**Provided material:**
* * * * *

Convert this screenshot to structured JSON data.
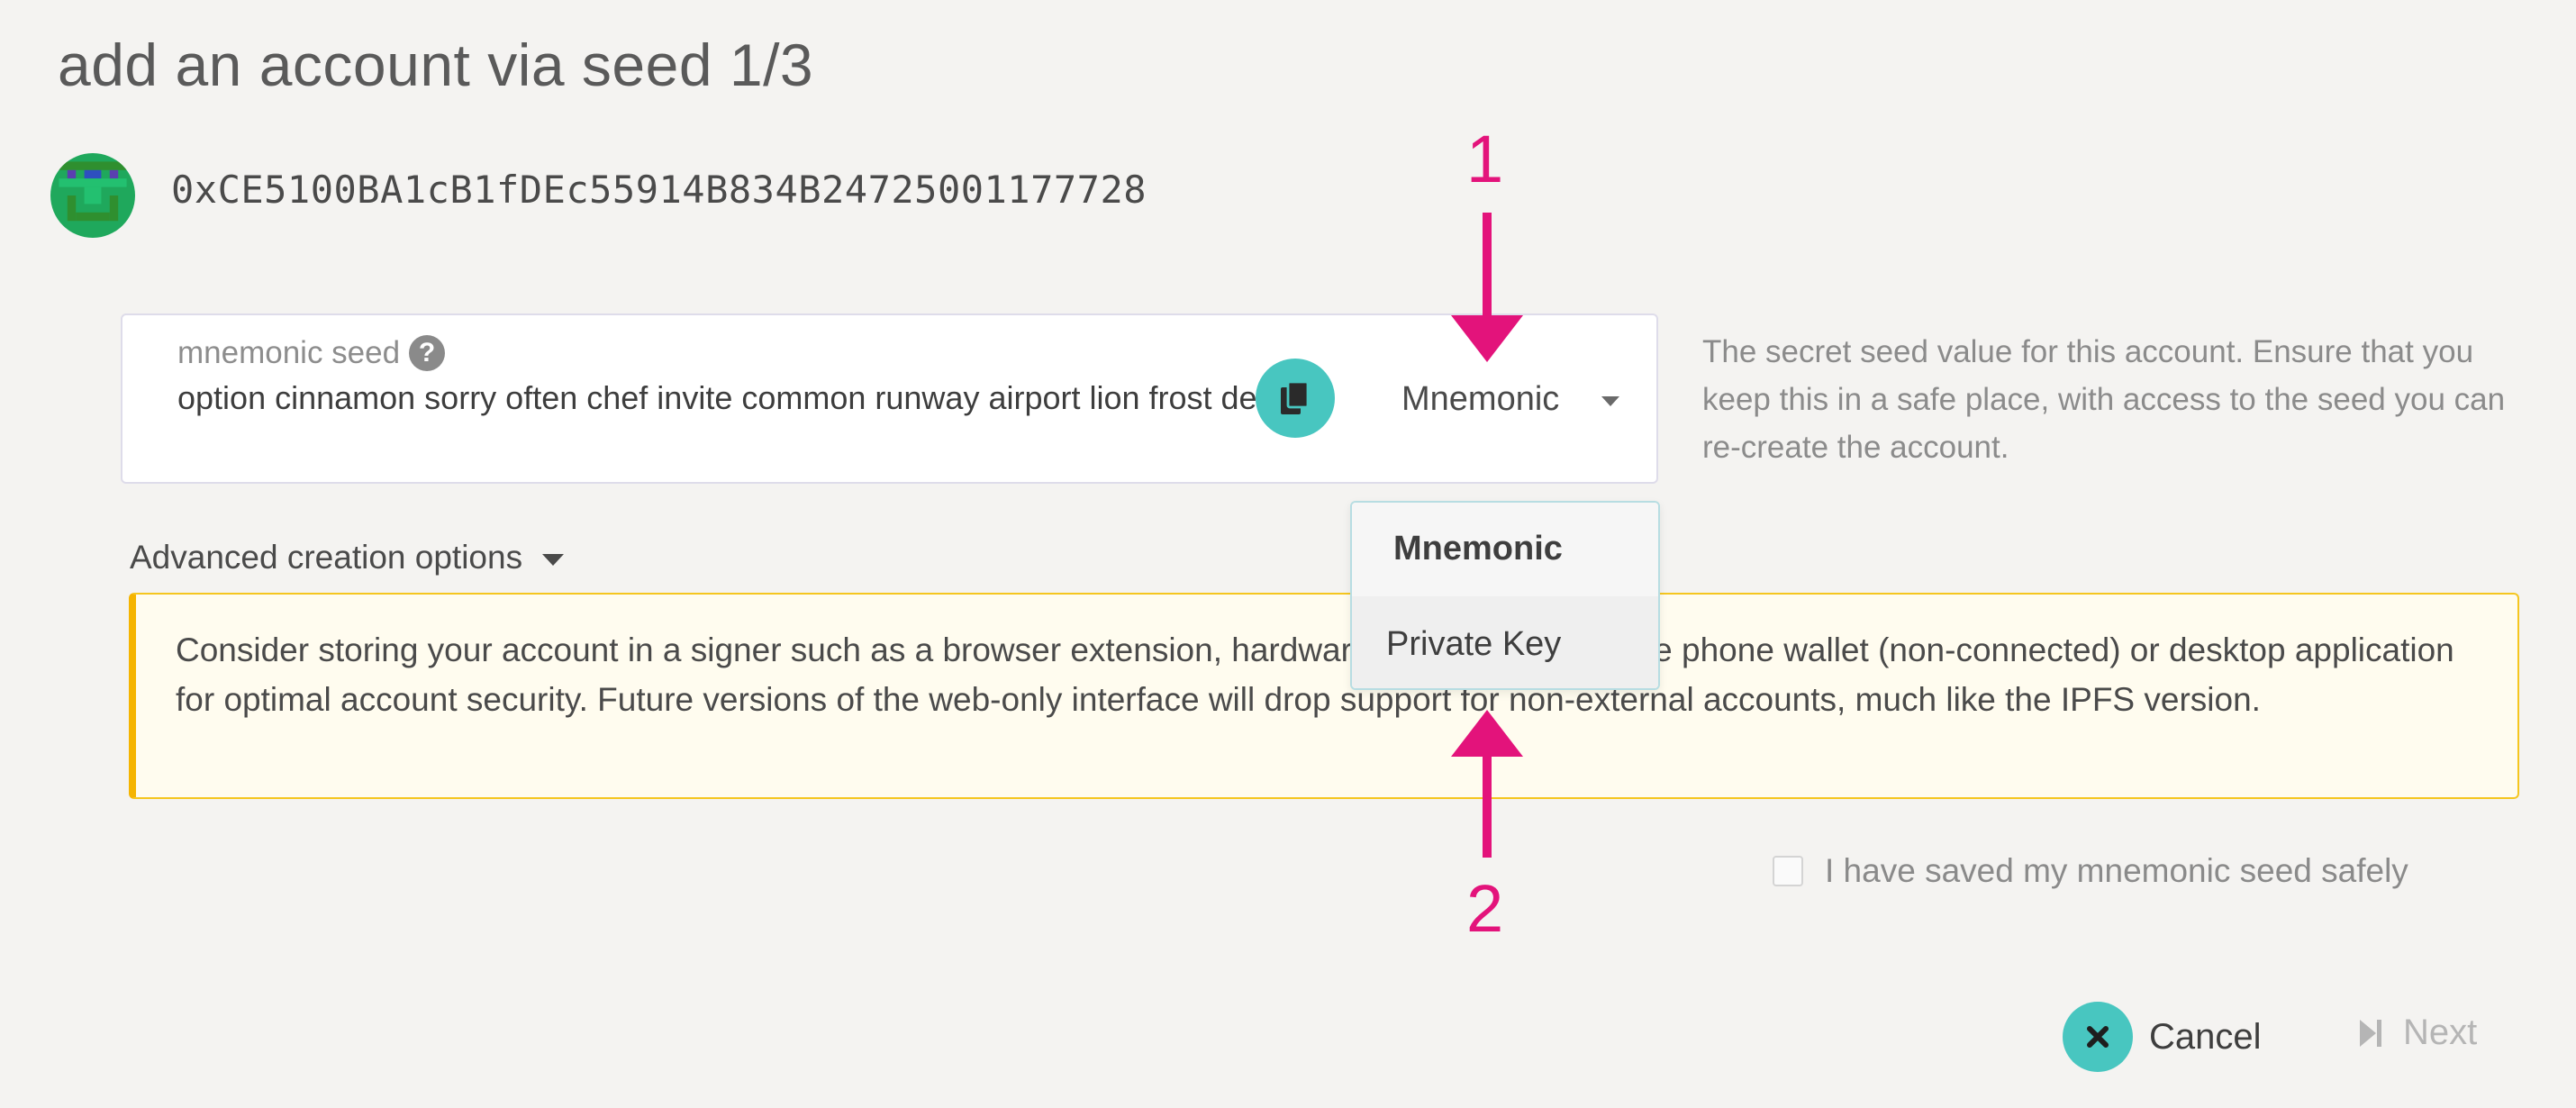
{
  "page": {
    "title": "add an account via seed 1/3"
  },
  "account": {
    "address": "0xCE5100BA1cB1fDEc55914B834B24725001177728"
  },
  "seed_input": {
    "label": "mnemonic seed",
    "value": "option cinnamon sorry often chef invite common runway airport lion frost demise",
    "type_selected": "Mnemonic",
    "help_text": "The secret seed value for this account. Ensure that you keep this in a safe place, with access to the seed you can re-create the account."
  },
  "seed_type_menu": {
    "options": [
      "Mnemonic",
      "Private Key"
    ]
  },
  "advanced": {
    "label": "Advanced creation options"
  },
  "warning": {
    "text": "Consider storing your account in a signer such as a browser extension, hardware device, QR-capable phone wallet (non-connected) or desktop application for optimal account security. Future versions of the web-only interface will drop support for non-external accounts, much like the IPFS version."
  },
  "confirm": {
    "label": "I have saved my mnemonic seed safely",
    "checked": false
  },
  "buttons": {
    "cancel": "Cancel",
    "next": "Next"
  },
  "annotations": {
    "arrow_1": "1",
    "arrow_2": "2"
  },
  "colors": {
    "accent": "#48c6c0",
    "warning_border": "#f5b400",
    "annotation": "#e3137b"
  },
  "icons": [
    "help-icon",
    "copy-icon",
    "chevron-down-icon",
    "close-icon",
    "step-forward-icon"
  ]
}
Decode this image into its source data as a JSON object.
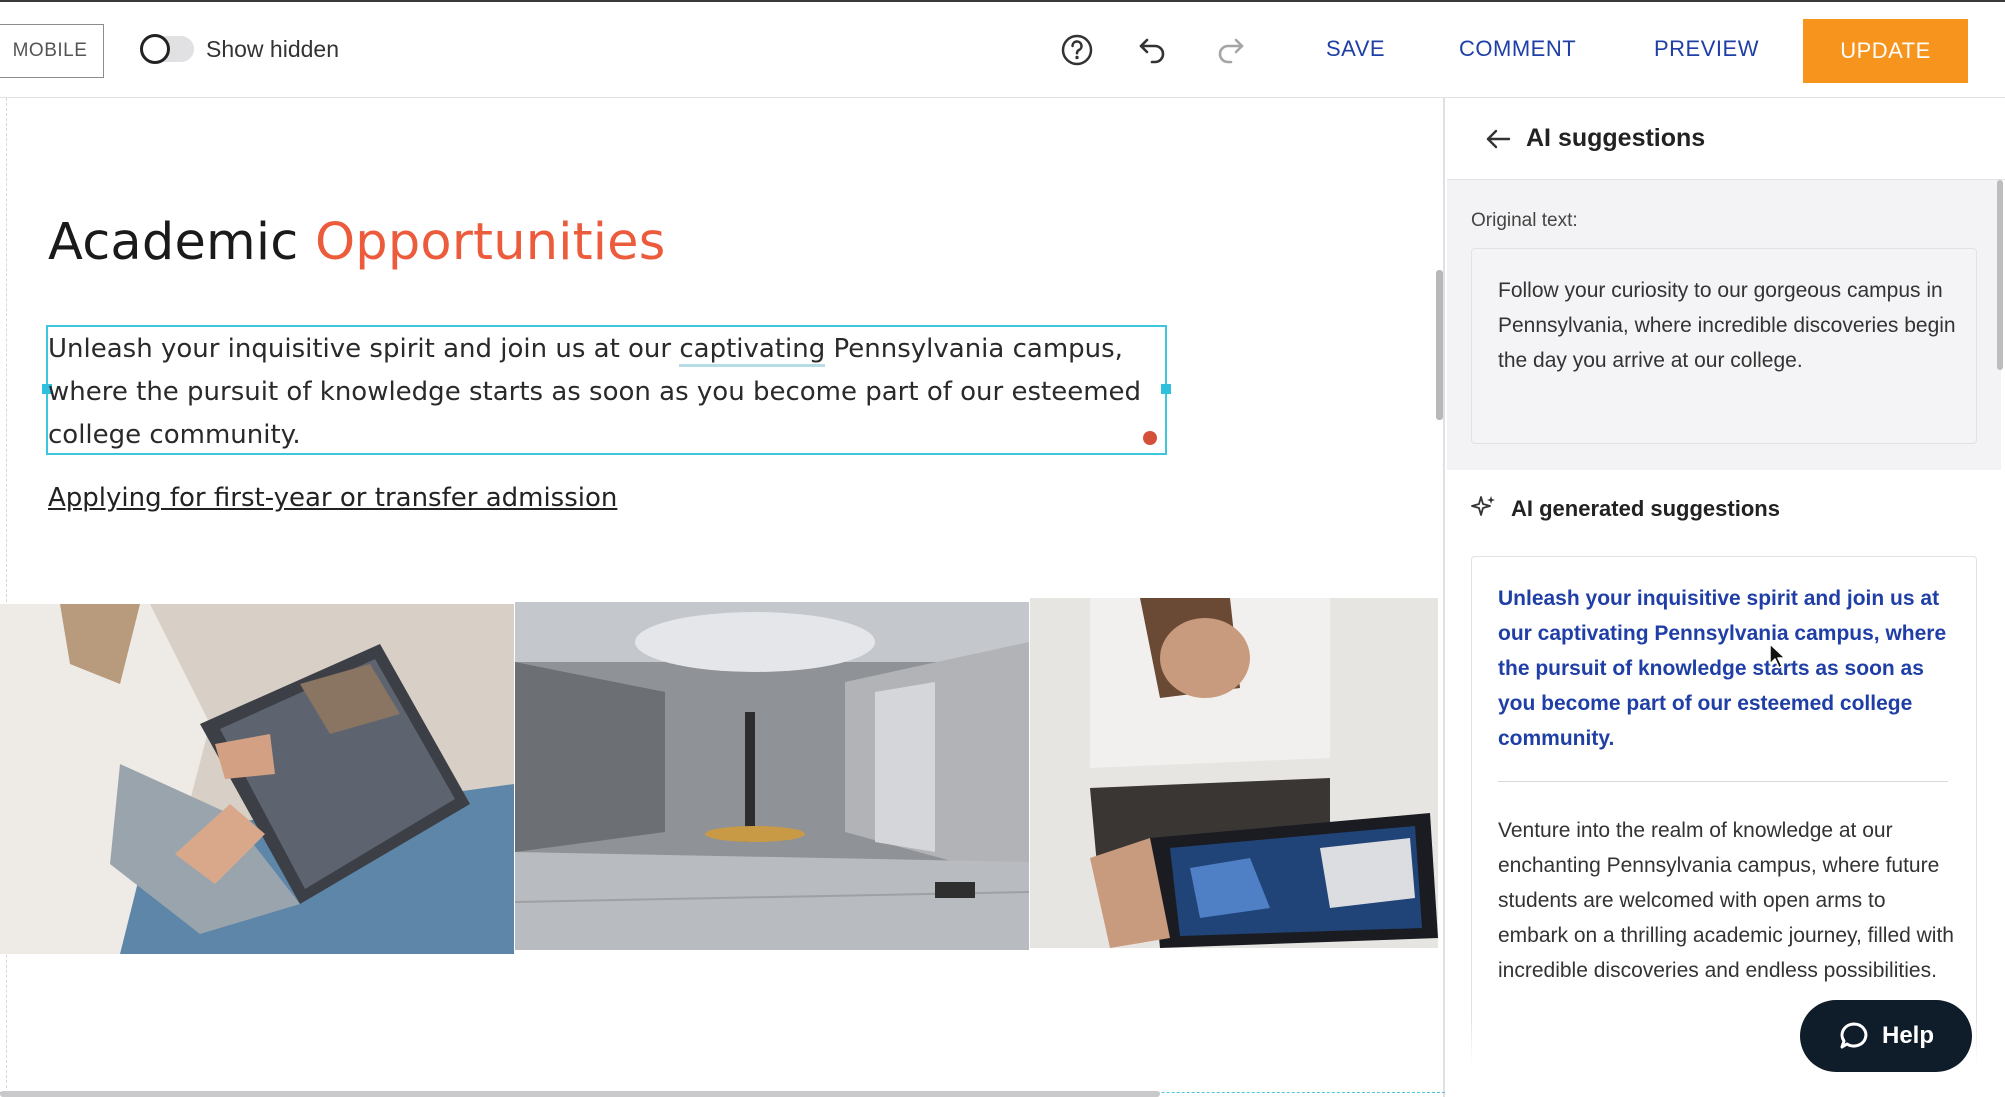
{
  "toolbar": {
    "mobile_label": "MOBILE",
    "show_hidden_label": "Show hidden",
    "save_label": "SAVE",
    "comment_label": "COMMENT",
    "preview_label": "PREVIEW",
    "update_label": "UPDATE",
    "help_icon": "question-circle-icon",
    "undo_icon": "undo-icon",
    "redo_icon": "redo-icon"
  },
  "canvas": {
    "heading_plain": "Academic ",
    "heading_accent": "Opportunities",
    "para_before": "Unleash your inquisitive spirit and join us at our ",
    "para_underlined": "captivating",
    "para_after": " Pennsylvania campus, where the pursuit of knowledge starts as soon as you become part of our esteemed college community.",
    "admission_link": "Applying for first-year or transfer admission"
  },
  "panel": {
    "title": "AI suggestions",
    "original_label": "Original text:",
    "original_text": "Follow your curiosity to our gorgeous campus in Pennsylvania, where incredible discoveries begin the day you arrive at our college.",
    "ai_label": "AI generated suggestions",
    "suggestion_1": "Unleash your inquisitive spirit and join us at our captivating Pennsylvania campus, where the pursuit of knowledge starts as soon as you become part of our esteemed college community.",
    "suggestion_2": "Venture into the realm of knowledge at our enchanting Pennsylvania campus, where future students are welcomed with open arms to embark on a thrilling academic journey, filled with incredible discoveries and endless possibilities."
  },
  "help": {
    "label": "Help"
  },
  "colors": {
    "accent_orange": "#f7941d",
    "heading_accent": "#ec5b3b",
    "link_blue": "#1f3fa6",
    "selection_cyan": "#3ec6dd"
  }
}
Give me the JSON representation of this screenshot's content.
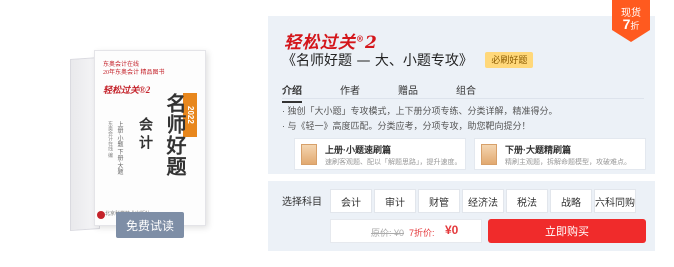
{
  "book": {
    "brand": "轻松过关®2",
    "logo_text": "东奥会计在线",
    "logo_sub": "20年东奥会计 精品图书",
    "title": "名师好题",
    "year": "2022",
    "subject": "会计",
    "sub2": "上册·小题 下册·大题",
    "sub3": "东奥会计在线 编",
    "publisher": "北京科学技术出版社"
  },
  "trial_button": "免费试读",
  "badge": {
    "line1": "现货",
    "line2": "7",
    "line2_unit": "折"
  },
  "info": {
    "brand": "轻松过关",
    "brand_num": "2",
    "brand_sup": "®",
    "title": "《名师好题 — 大、小题专攻》",
    "tag": "必刷好题",
    "tabs": [
      "介绍",
      "作者",
      "赠品",
      "组合"
    ],
    "desc": [
      "· 独创「大小题」专攻模式，上下册分项专练、分类详解，精准得分。",
      "· 与《轻一》高度匹配。分类应考，分项专攻，助您靶向提分！"
    ],
    "cards": [
      {
        "title": "上册·小题速刷篇",
        "sub": "速刷客观题、配以「解题思路」，提升速度。"
      },
      {
        "title": "下册·大题精刷篇",
        "sub": "精刷主观题，拆解命题模型，攻破难点。"
      }
    ]
  },
  "buy": {
    "subject_label": "选择科目",
    "subjects": [
      "会计",
      "审计",
      "财管",
      "经济法",
      "税法",
      "战略",
      "六科同购"
    ],
    "orig_price": "原价: ¥0",
    "discount": "7折价:",
    "final_price": "¥0",
    "buy_button": "立即购买"
  },
  "colors": {
    "accent": "#f02b2b",
    "badge": "#ff5a1f",
    "tag": "#ffd87a",
    "panel": "#ecf1f7",
    "trial": "#7e8ea6"
  }
}
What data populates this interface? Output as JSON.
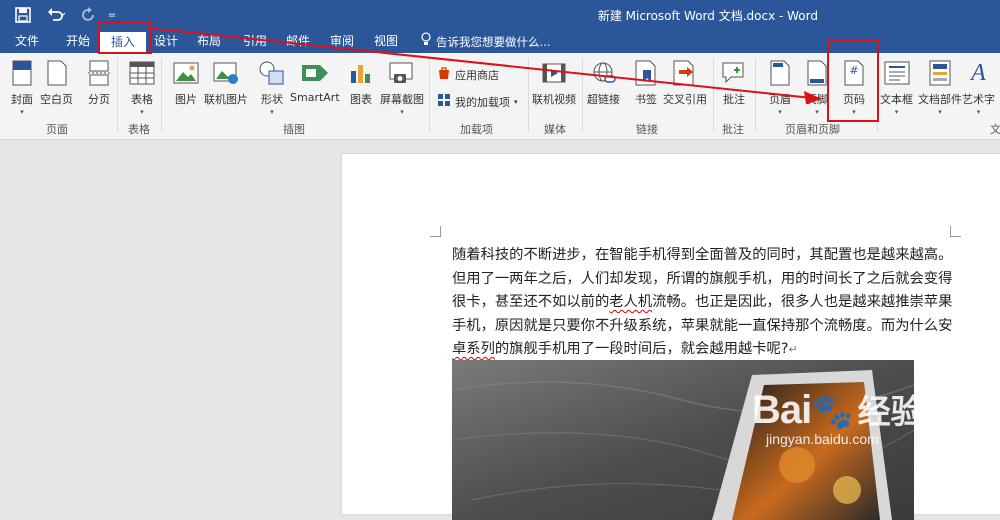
{
  "window": {
    "title": "新建 Microsoft Word 文档.docx - Word"
  },
  "quick_access": {
    "save_icon": "save-icon",
    "undo_icon": "undo-icon",
    "redo_icon": "redo-icon",
    "customize_glyph": "="
  },
  "tabs": [
    {
      "label": "文件"
    },
    {
      "label": "开始"
    },
    {
      "label": "插入"
    },
    {
      "label": "设计"
    },
    {
      "label": "布局"
    },
    {
      "label": "引用"
    },
    {
      "label": "邮件"
    },
    {
      "label": "审阅"
    },
    {
      "label": "视图"
    }
  ],
  "active_tab": "插入",
  "tell_me": {
    "text": "告诉我您想要做什么..."
  },
  "ribbon": {
    "buttons": {
      "cover": "封面",
      "blank_page": "空白页",
      "page_break": "分页",
      "table": "表格",
      "pictures": "图片",
      "online_pictures": "联机图片",
      "shapes": "形状",
      "smartart": "SmartArt",
      "chart": "图表",
      "screenshot": "屏幕截图",
      "store": "应用商店",
      "my_addins": "我的加载项",
      "online_video": "联机视频",
      "hyperlink": "超链接",
      "bookmark": "书签",
      "cross_reference": "交叉引用",
      "comment": "批注",
      "header": "页眉",
      "footer": "页脚",
      "page_number": "页码",
      "text_box": "文本框",
      "doc_parts": "文档部件",
      "wordart": "艺术字"
    },
    "groups": {
      "pages": "页面",
      "tables": "表格",
      "illustrations": "插图",
      "addins": "加载项",
      "media": "媒体",
      "links": "链接",
      "comments": "批注",
      "header_footer": "页眉和页脚",
      "text_partial": "文"
    },
    "page_number_glyph": "#"
  },
  "document": {
    "lines": [
      "随着科技的不断进步，在智能手机得到全面普及的同时，其配置也是越来越高。",
      "但用了一两年之后，人们却发现，所谓的旗舰手机，用的时间长了之后就会变得",
      "很卡，甚至还不如以前的",
      "老人机",
      "流畅。也正是因此，很多人也是越来越推崇苹果",
      "手机，原因就是只要你不升级系统，苹果就能一直保持那个流畅度。而为什么安",
      "卓系列",
      "的旗舰手机用了一段时间后，就会越用越卡呢?"
    ],
    "paragraph_mark": "↵"
  },
  "watermark": {
    "logo": "Bai",
    "logo_tail": "经验",
    "url": "jingyan.baidu.com"
  },
  "colors": {
    "accent": "#2b579a",
    "annotation": "#d9121a",
    "ribbon_bg": "#f4f4f4"
  }
}
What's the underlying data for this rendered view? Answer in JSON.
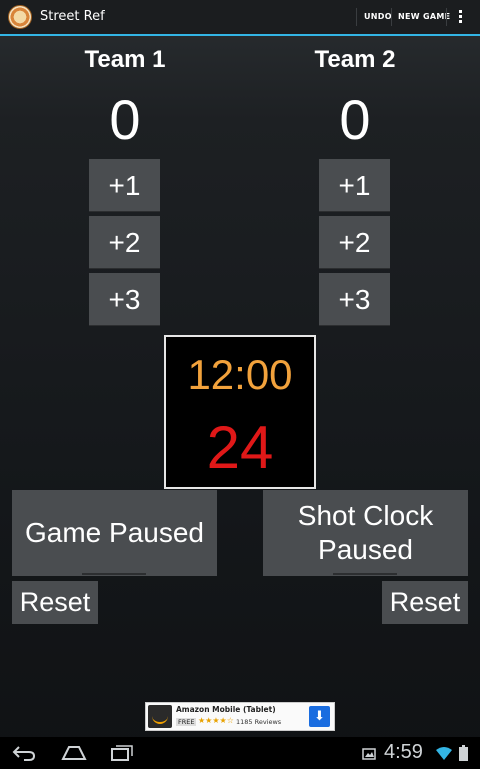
{
  "actionbar": {
    "title": "Street Ref",
    "undo_label": "UNDO",
    "new_game_label": "NEW GAME"
  },
  "teams": [
    {
      "name": "Team 1",
      "score": "0"
    },
    {
      "name": "Team 2",
      "score": "0"
    }
  ],
  "point_buttons": [
    "+1",
    "+2",
    "+3"
  ],
  "clock": {
    "game_time": "12:00",
    "shot_clock": "24",
    "game_time_color": "#f2a23c",
    "shot_clock_color": "#e01818"
  },
  "controls": {
    "game_toggle_label": "Game Paused",
    "shot_toggle_label": "Shot Clock Paused",
    "reset_label": "Reset"
  },
  "ad": {
    "title": "Amazon Mobile (Tablet)",
    "price": "FREE",
    "stars": "★★★★☆",
    "reviews": "1185 Reviews"
  },
  "statusbar": {
    "time": "4:59"
  },
  "colors": {
    "accent": "#33b5e5",
    "button_bg": "#4a4d50"
  }
}
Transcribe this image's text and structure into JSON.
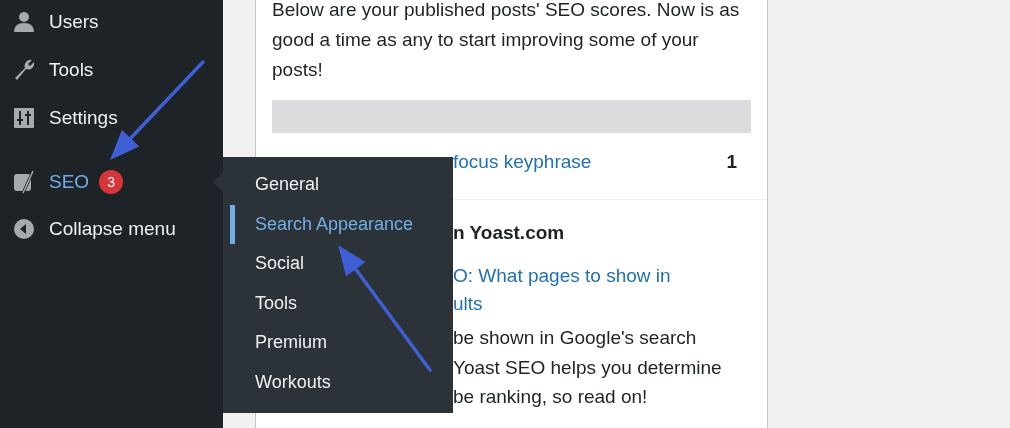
{
  "sidebar": {
    "items": [
      {
        "label": "Users",
        "kind": "user",
        "selected": false
      },
      {
        "label": "Tools",
        "kind": "wrench",
        "selected": false
      },
      {
        "label": "Settings",
        "kind": "sliders",
        "selected": false
      },
      {
        "label": "SEO",
        "kind": "logo",
        "selected": true,
        "badge": "3"
      },
      {
        "label": "Collapse menu",
        "kind": "collapse",
        "selected": false
      }
    ]
  },
  "flyout": {
    "items": [
      {
        "label": "General",
        "selected": false
      },
      {
        "label": "Search Appearance",
        "selected": true
      },
      {
        "label": "Social",
        "selected": false
      },
      {
        "label": "Tools",
        "selected": false
      },
      {
        "label": "Premium",
        "selected": false
      },
      {
        "label": "Workouts",
        "selected": false
      }
    ]
  },
  "card": {
    "intro": "Below are your published posts' SEO scores. Now is as good a time as any to start improving some of your posts!",
    "score_rows": [
      {
        "label": "focus keyphrase",
        "count": "1"
      }
    ],
    "news": {
      "heading": "n Yoast.com",
      "link_lines": [
        "O: What pages to show in",
        "ults"
      ],
      "text_lines": [
        "be shown in Google's search",
        "Yoast SEO helps you determine",
        "be ranking, so read on!"
      ]
    }
  }
}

* * * * *

**Exercise goal:** For the entries above, state how many lines contain the word "into". Provide the number by itself.

**Complete answer:** 3